— BEGIN Source records —

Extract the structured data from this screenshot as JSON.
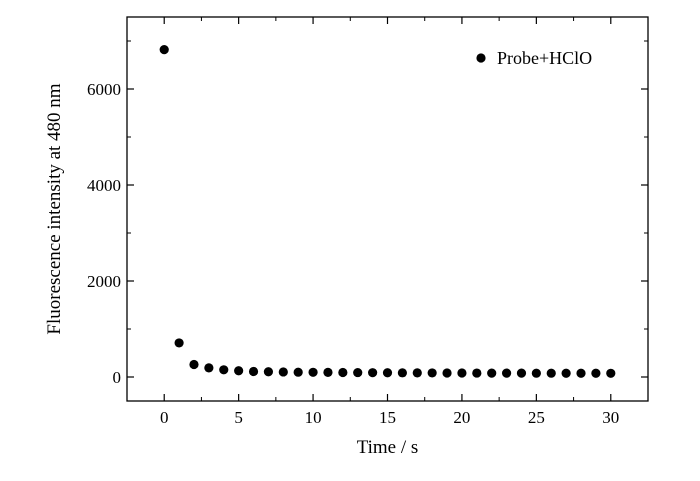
{
  "chart_data": {
    "type": "scatter",
    "xlabel": "Time / s",
    "ylabel": "Fluorescence intensity at 480 nm",
    "xlim": [
      -2.5,
      32.5
    ],
    "ylim": [
      -500,
      7500
    ],
    "xticks": [
      0,
      5,
      10,
      15,
      20,
      25,
      30
    ],
    "yticks": [
      0,
      2000,
      4000,
      6000
    ],
    "grid": false,
    "legend_position": "top-right",
    "marker_color": "#000000",
    "series": [
      {
        "name": "Probe+HClO",
        "x": [
          0,
          1,
          2,
          3,
          4,
          5,
          6,
          7,
          8,
          9,
          10,
          11,
          12,
          13,
          14,
          15,
          16,
          17,
          18,
          19,
          20,
          21,
          22,
          23,
          24,
          25,
          26,
          27,
          28,
          29,
          30
        ],
        "y": [
          6820,
          710,
          260,
          190,
          150,
          130,
          115,
          110,
          105,
          100,
          98,
          96,
          94,
          92,
          90,
          88,
          87,
          86,
          85,
          84,
          83,
          82,
          81,
          80,
          80,
          79,
          79,
          78,
          78,
          78,
          77
        ]
      }
    ]
  }
}
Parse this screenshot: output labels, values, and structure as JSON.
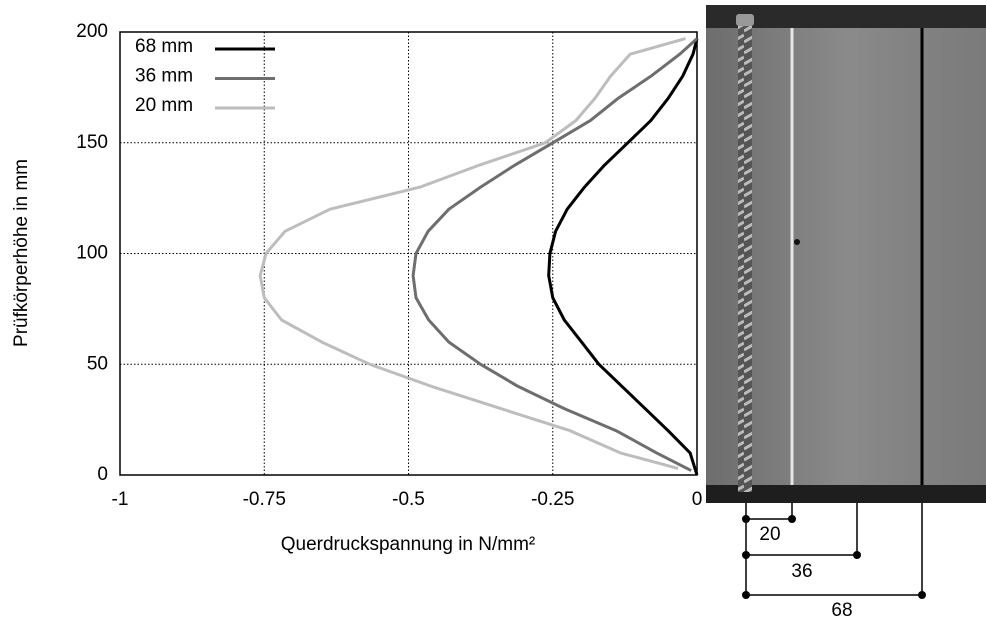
{
  "chart_data": {
    "type": "line",
    "xlabel": "Querdruckspannung in N/mm²",
    "ylabel": "Prüfkörperhöhe in mm",
    "xlim": [
      -1,
      0
    ],
    "xticks": [
      -1,
      -0.75,
      -0.5,
      -0.25,
      0
    ],
    "ylim": [
      0,
      200
    ],
    "yticks": [
      0,
      50,
      100,
      150,
      200
    ],
    "grid": true,
    "legend": "upper left",
    "series": [
      {
        "name": "68 mm",
        "color": "#000000",
        "y": [
          0,
          10,
          20,
          30,
          40,
          50,
          60,
          70,
          80,
          90,
          100,
          110,
          120,
          130,
          140,
          150,
          160,
          170,
          180,
          190,
          197
        ],
        "values": [
          0,
          -0.012,
          -0.05,
          -0.09,
          -0.13,
          -0.17,
          -0.2,
          -0.23,
          -0.25,
          -0.257,
          -0.255,
          -0.245,
          -0.225,
          -0.195,
          -0.16,
          -0.12,
          -0.08,
          -0.05,
          -0.025,
          -0.007,
          0
        ]
      },
      {
        "name": "36 mm",
        "color": "#6e6e6e",
        "y": [
          2,
          10,
          20,
          30,
          40,
          50,
          60,
          70,
          80,
          90,
          100,
          110,
          120,
          130,
          140,
          150,
          160,
          170,
          180,
          190,
          197
        ],
        "values": [
          -0.01,
          -0.07,
          -0.14,
          -0.23,
          -0.31,
          -0.375,
          -0.43,
          -0.465,
          -0.487,
          -0.492,
          -0.487,
          -0.466,
          -0.43,
          -0.375,
          -0.315,
          -0.25,
          -0.185,
          -0.137,
          -0.08,
          -0.03,
          0
        ]
      },
      {
        "name": "20 mm",
        "color": "#bdbdbd",
        "y": [
          3,
          10,
          20,
          30,
          40,
          50,
          60,
          70,
          80,
          90,
          100,
          110,
          120,
          130,
          140,
          150,
          160,
          170,
          180,
          190,
          197
        ],
        "values": [
          -0.033,
          -0.133,
          -0.22,
          -0.34,
          -0.46,
          -0.567,
          -0.65,
          -0.72,
          -0.75,
          -0.757,
          -0.747,
          -0.714,
          -0.636,
          -0.48,
          -0.376,
          -0.263,
          -0.21,
          -0.177,
          -0.15,
          -0.116,
          -0.02
        ]
      }
    ]
  },
  "photo": {
    "dimensions": [
      "20",
      "36",
      "68"
    ]
  }
}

— END Source records —

▶ Exercise goal
Write out each entry exactly as given, omitting any picture.

▶ Reply
Extract the structured data from this screenshot as JSON.
{
  "chart_data": {
    "type": "scatter",
    "xlabel": "Time / s",
    "ylabel": "Fluorescence intensity at 480 nm",
    "xlim": [
      -2.5,
      32.5
    ],
    "ylim": [
      -500,
      7500
    ],
    "xticks": [
      0,
      5,
      10,
      15,
      20,
      25,
      30
    ],
    "yticks": [
      0,
      2000,
      4000,
      6000
    ],
    "grid": false,
    "legend_position": "top-right",
    "marker_color": "#000000",
    "series": [
      {
        "name": "Probe+HClO",
        "x": [
          0,
          1,
          2,
          3,
          4,
          5,
          6,
          7,
          8,
          9,
          10,
          11,
          12,
          13,
          14,
          15,
          16,
          17,
          18,
          19,
          20,
          21,
          22,
          23,
          24,
          25,
          26,
          27,
          28,
          29,
          30
        ],
        "y": [
          6820,
          710,
          260,
          190,
          150,
          130,
          115,
          110,
          105,
          100,
          98,
          96,
          94,
          92,
          90,
          88,
          87,
          86,
          85,
          84,
          83,
          82,
          81,
          80,
          80,
          79,
          79,
          78,
          78,
          78,
          77
        ]
      }
    ]
  }
}
Parse this screenshot: output labels, values, and structure as JSON.
{
  "chart_data": {
    "type": "line",
    "xlabel": "Querdruckspannung in N/mm²",
    "ylabel": "Prüfkörperhöhe in mm",
    "xlim": [
      -1,
      0
    ],
    "xticks": [
      -1,
      -0.75,
      -0.5,
      -0.25,
      0
    ],
    "ylim": [
      0,
      200
    ],
    "yticks": [
      0,
      50,
      100,
      150,
      200
    ],
    "grid": true,
    "legend": "upper left",
    "series": [
      {
        "name": "68 mm",
        "color": "#000000",
        "y": [
          0,
          10,
          20,
          30,
          40,
          50,
          60,
          70,
          80,
          90,
          100,
          110,
          120,
          130,
          140,
          150,
          160,
          170,
          180,
          190,
          197
        ],
        "values": [
          0,
          -0.012,
          -0.05,
          -0.09,
          -0.13,
          -0.17,
          -0.2,
          -0.23,
          -0.25,
          -0.257,
          -0.255,
          -0.245,
          -0.225,
          -0.195,
          -0.16,
          -0.12,
          -0.08,
          -0.05,
          -0.025,
          -0.007,
          0
        ]
      },
      {
        "name": "36 mm",
        "color": "#6e6e6e",
        "y": [
          2,
          10,
          20,
          30,
          40,
          50,
          60,
          70,
          80,
          90,
          100,
          110,
          120,
          130,
          140,
          150,
          160,
          170,
          180,
          190,
          197
        ],
        "values": [
          -0.01,
          -0.07,
          -0.14,
          -0.23,
          -0.31,
          -0.375,
          -0.43,
          -0.465,
          -0.487,
          -0.492,
          -0.487,
          -0.466,
          -0.43,
          -0.375,
          -0.315,
          -0.25,
          -0.185,
          -0.137,
          -0.08,
          -0.03,
          0
        ]
      },
      {
        "name": "20 mm",
        "color": "#bdbdbd",
        "y": [
          3,
          10,
          20,
          30,
          40,
          50,
          60,
          70,
          80,
          90,
          100,
          110,
          120,
          130,
          140,
          150,
          160,
          170,
          180,
          190,
          197
        ],
        "values": [
          -0.033,
          -0.133,
          -0.22,
          -0.34,
          -0.46,
          -0.567,
          -0.65,
          -0.72,
          -0.75,
          -0.757,
          -0.747,
          -0.714,
          -0.636,
          -0.48,
          -0.376,
          -0.263,
          -0.21,
          -0.177,
          -0.15,
          -0.116,
          -0.02
        ]
      }
    ]
  },
  "photo": {
    "dimensions": [
      "20",
      "36",
      "68"
    ]
  }
}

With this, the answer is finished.